■ Exercise aim ■
The entries below should be output exactly as written.

»»

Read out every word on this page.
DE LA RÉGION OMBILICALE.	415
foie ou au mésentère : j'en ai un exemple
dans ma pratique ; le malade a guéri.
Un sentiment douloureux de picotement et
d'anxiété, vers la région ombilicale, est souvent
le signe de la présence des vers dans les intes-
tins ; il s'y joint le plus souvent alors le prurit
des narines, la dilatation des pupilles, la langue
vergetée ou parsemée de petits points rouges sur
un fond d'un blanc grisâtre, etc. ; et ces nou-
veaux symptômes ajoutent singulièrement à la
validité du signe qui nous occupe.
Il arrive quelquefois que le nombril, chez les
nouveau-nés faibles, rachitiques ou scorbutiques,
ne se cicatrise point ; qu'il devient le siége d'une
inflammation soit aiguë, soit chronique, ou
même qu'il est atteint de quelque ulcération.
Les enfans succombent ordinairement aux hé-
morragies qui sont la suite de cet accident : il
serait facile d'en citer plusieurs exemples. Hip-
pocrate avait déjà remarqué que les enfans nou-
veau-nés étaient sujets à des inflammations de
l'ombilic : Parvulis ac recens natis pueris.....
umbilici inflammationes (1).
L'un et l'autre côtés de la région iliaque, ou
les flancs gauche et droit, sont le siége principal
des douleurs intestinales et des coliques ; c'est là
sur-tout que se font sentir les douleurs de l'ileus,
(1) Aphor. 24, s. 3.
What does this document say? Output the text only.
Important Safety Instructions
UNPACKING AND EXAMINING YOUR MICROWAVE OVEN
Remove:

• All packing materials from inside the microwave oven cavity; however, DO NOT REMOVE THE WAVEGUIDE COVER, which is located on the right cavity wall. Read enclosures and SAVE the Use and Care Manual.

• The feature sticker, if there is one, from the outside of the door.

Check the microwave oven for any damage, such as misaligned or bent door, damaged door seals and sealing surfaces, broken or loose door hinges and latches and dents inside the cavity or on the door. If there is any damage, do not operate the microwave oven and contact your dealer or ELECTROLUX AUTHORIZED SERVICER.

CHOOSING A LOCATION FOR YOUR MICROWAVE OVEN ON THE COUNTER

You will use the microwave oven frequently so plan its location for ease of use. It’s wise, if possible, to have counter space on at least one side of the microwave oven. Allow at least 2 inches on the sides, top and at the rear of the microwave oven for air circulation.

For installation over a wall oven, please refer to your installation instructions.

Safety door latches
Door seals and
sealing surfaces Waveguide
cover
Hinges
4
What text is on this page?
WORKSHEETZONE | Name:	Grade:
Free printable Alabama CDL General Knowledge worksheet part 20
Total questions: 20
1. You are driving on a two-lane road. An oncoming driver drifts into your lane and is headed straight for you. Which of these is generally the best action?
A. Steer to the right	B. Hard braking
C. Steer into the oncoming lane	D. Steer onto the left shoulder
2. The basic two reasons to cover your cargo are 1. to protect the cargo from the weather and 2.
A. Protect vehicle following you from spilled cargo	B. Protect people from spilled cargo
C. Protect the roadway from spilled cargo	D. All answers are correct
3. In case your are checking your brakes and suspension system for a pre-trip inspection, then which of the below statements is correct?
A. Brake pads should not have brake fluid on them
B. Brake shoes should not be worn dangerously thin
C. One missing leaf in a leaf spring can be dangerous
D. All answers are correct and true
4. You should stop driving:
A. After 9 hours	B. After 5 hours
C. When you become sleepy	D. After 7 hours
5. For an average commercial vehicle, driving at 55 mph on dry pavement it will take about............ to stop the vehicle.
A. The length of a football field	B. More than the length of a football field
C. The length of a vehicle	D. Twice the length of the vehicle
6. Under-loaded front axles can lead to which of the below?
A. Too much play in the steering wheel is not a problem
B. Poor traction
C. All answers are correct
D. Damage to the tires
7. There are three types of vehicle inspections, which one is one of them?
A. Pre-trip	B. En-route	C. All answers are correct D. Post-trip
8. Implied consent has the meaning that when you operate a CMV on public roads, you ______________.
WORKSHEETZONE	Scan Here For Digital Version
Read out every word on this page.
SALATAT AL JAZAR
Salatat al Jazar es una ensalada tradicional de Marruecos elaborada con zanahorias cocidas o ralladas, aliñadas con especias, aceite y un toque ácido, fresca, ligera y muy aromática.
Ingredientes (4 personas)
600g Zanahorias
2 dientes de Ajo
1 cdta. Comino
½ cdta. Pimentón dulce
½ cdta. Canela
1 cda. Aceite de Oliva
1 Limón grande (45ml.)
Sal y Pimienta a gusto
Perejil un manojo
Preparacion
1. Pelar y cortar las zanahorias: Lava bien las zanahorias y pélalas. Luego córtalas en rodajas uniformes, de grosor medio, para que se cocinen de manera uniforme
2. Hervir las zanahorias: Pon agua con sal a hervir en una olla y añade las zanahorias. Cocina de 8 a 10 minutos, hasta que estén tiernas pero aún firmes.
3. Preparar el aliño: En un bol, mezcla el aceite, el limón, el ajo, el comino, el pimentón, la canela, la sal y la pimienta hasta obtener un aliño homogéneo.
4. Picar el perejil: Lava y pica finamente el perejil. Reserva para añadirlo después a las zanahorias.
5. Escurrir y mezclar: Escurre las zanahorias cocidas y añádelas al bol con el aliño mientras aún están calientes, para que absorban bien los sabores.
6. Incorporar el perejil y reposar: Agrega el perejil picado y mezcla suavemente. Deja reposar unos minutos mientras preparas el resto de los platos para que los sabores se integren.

««

■ Output for this exercise ■
Read out every word on this page.
DE LA RÉGION OMBILICALE.	415
foie ou au mésentère : j'en ai un exemple
dans ma pratique ; le malade a guéri.
Un sentiment douloureux de picotement et
d'anxiété, vers la région ombilicale, est souvent
le signe de la présence des vers dans les intes-
tins ; il s'y joint le plus souvent alors le prurit
des narines, la dilatation des pupilles, la langue
vergetée ou parsemée de petits points rouges sur
un fond d'un blanc grisâtre, etc. ; et ces nou-
veaux symptômes ajoutent singulièrement à la
validité du signe qui nous occupe.
Il arrive quelquefois que le nombril, chez les
nouveau-nés faibles, rachitiques ou scorbutiques,
ne se cicatrise point ; qu'il devient le siége d'une
inflammation soit aiguë, soit chronique, ou
même qu'il est atteint de quelque ulcération.
Les enfans succombent ordinairement aux hé-
morragies qui sont la suite de cet accident : il
serait facile d'en citer plusieurs exemples. Hip-
pocrate avait déjà remarqué que les enfans nou-
veau-nés étaient sujets à des inflammations de
l'ombilic : Parvulis ac recens natis pueris.....
umbilici inflammationes (1).
L'un et l'autre côtés de la région iliaque, ou
les flancs gauche et droit, sont le siége principal
des douleurs intestinales et des coliques ; c'est là
sur-tout que se font sentir les douleurs de l'ileus,
(1) Aphor. 24, s. 3.
What does this document say? Output the text only.
Important Safety Instructions
UNPACKING AND EXAMINING YOUR MICROWAVE OVEN
Remove:

• All packing materials from inside the microwave oven cavity; however, DO NOT REMOVE THE WAVEGUIDE COVER, which is located on the right cavity wall. Read enclosures and SAVE the Use and Care Manual.

• The feature sticker, if there is one, from the outside of the door.

Check the microwave oven for any damage, such as misaligned or bent door, damaged door seals and sealing surfaces, broken or loose door hinges and latches and dents inside the cavity or on the door. If there is any damage, do not operate the microwave oven and contact your dealer or ELECTROLUX AUTHORIZED SERVICER.

CHOOSING A LOCATION FOR YOUR MICROWAVE OVEN ON THE COUNTER

You will use the microwave oven frequently so plan its location for ease of use. It’s wise, if possible, to have counter space on at least one side of the microwave oven. Allow at least 2 inches on the sides, top and at the rear of the microwave oven for air circulation.

For installation over a wall oven, please refer to your installation instructions.

Safety door latches
Door seals and
sealing surfaces Waveguide
cover
Hinges
4
What text is on this page?
WORKSHEETZONE | Name:	Grade:
Free printable Alabama CDL General Knowledge worksheet part 20
Total questions: 20
1. You are driving on a two-lane road. An oncoming driver drifts into your lane and is headed straight for you. Which of these is generally the best action?
A. Steer to the right	B. Hard braking
C. Steer into the oncoming lane	D. Steer onto the left shoulder
2. The basic two reasons to cover your cargo are 1. to protect the cargo from the weather and 2.
A. Protect vehicle following you from spilled cargo	B. Protect people from spilled cargo
C. Protect the roadway from spilled cargo	D. All answers are correct
3. In case your are checking your brakes and suspension system for a pre-trip inspection, then which of the below statements is correct?
A. Brake pads should not have brake fluid on them
B. Brake shoes should not be worn dangerously thin
C. One missing leaf in a leaf spring can be dangerous
D. All answers are correct and true
4. You should stop driving:
A. After 9 hours	B. After 5 hours
C. When you become sleepy	D. After 7 hours
5. For an average commercial vehicle, driving at 55 mph on dry pavement it will take about............ to stop the vehicle.
A. The length of a football field	B. More than the length of a football field
C. The length of a vehicle	D. Twice the length of the vehicle
6. Under-loaded front axles can lead to which of the below?
A. Too much play in the steering wheel is not a problem
B. Poor traction
C. All answers are correct
D. Damage to the tires
7. There are three types of vehicle inspections, which one is one of them?
A. Pre-trip	B. En-route	C. All answers are correct D. Post-trip
8. Implied consent has the meaning that when you operate a CMV on public roads, you ______________.
WORKSHEETZONE	Scan Here For Digital Version
Read out every word on this page.
SALATAT AL JAZAR
Salatat al Jazar es una ensalada tradicional de Marruecos elaborada con zanahorias cocidas o ralladas, aliñadas con especias, aceite y un toque ácido, fresca, ligera y muy aromática.
Ingredientes (4 personas)
600g Zanahorias
2 dientes de Ajo
1 cdta. Comino
½ cdta. Pimentón dulce
½ cdta. Canela
1 cda. Aceite de Oliva
1 Limón grande (45ml.)
Sal y Pimienta a gusto
Perejil un manojo
Preparacion
1. Pelar y cortar las zanahorias: Lava bien las zanahorias y pélalas. Luego córtalas en rodajas uniformes, de grosor medio, para que se cocinen de manera uniforme
2. Hervir las zanahorias: Pon agua con sal a hervir en una olla y añade las zanahorias. Cocina de 8 a 10 minutos, hasta que estén tiernas pero aún firmes.
3. Preparar el aliño: En un bol, mezcla el aceite, el limón, el ajo, el comino, el pimentón, la canela, la sal y la pimienta hasta obtener un aliño homogéneo.
4. Picar el perejil: Lava y pica finamente el perejil. Reserva para añadirlo después a las zanahorias.
5. Escurrir y mezclar: Escurre las zanahorias cocidas y añádelas al bol con el aliño mientras aún están calientes, para que absorban bien los sabores.
6. Incorporar el perejil y reposar: Agrega el perejil picado y mezcla suavemente. Deja reposar unos minutos mientras preparas el resto de los platos para que los sabores se integren.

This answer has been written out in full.